> [Task directions] Track down every line below that holds "обвиняемого" and copy it.
>>
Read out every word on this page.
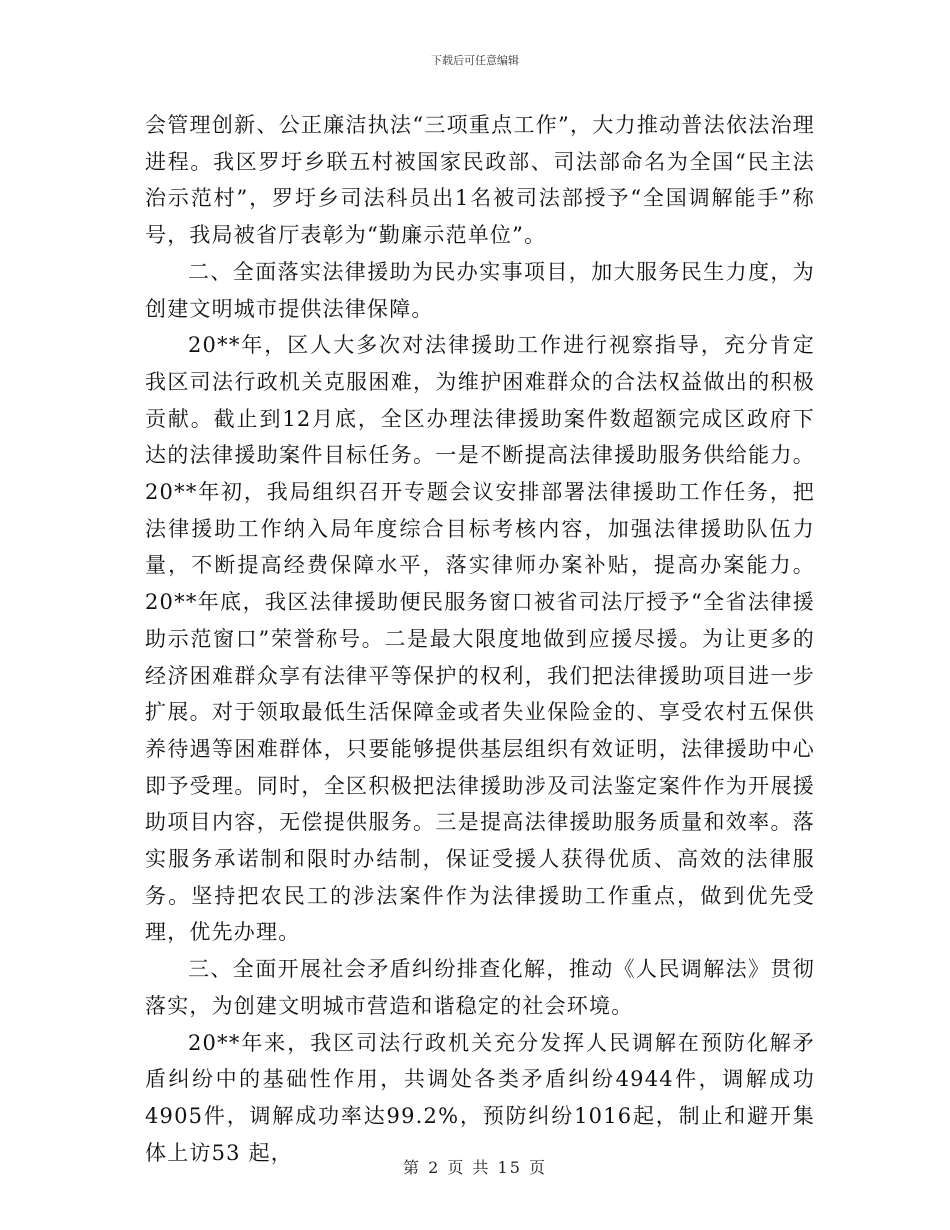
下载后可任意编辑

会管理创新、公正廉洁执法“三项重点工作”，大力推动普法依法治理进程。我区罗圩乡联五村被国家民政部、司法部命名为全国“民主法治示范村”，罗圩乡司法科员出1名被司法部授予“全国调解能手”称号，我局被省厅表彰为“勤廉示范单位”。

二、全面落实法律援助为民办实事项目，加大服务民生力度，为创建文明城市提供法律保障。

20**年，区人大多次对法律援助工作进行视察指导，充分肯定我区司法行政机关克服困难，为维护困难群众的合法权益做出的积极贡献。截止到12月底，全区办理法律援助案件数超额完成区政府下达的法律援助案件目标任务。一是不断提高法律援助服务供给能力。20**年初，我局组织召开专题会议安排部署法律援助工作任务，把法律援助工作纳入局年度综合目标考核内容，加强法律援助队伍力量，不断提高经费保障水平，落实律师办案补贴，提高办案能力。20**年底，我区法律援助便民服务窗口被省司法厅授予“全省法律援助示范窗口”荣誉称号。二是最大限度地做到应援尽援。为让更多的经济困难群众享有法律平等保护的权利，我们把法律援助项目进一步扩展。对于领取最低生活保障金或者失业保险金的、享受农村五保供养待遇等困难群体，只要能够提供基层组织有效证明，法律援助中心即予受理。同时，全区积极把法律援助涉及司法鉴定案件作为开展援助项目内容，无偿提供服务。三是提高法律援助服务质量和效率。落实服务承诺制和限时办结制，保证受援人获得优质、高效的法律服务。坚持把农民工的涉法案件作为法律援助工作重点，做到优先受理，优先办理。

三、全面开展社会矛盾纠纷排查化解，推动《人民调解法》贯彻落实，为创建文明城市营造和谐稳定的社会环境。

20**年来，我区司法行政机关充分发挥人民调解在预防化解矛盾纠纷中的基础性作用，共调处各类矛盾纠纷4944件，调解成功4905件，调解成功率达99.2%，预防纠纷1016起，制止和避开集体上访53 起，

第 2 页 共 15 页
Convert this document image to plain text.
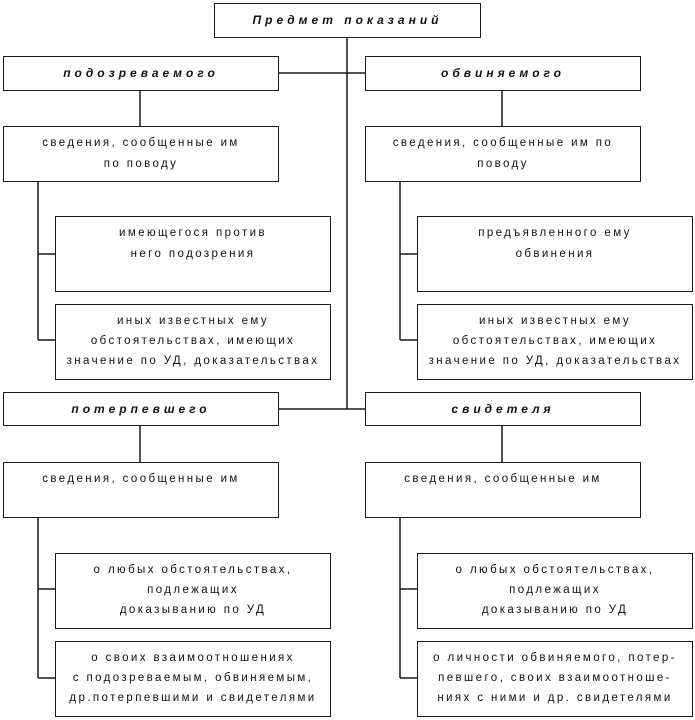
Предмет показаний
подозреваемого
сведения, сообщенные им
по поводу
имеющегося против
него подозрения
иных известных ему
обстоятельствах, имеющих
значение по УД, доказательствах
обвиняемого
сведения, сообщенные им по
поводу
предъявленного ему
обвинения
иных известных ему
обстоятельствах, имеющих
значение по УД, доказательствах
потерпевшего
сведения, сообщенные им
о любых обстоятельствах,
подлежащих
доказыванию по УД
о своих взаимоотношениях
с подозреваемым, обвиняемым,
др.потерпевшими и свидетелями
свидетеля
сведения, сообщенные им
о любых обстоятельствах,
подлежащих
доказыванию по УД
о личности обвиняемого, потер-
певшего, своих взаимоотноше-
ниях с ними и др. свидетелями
<<
> [The result]
обвиняемого
о личности обвиняемого, потер-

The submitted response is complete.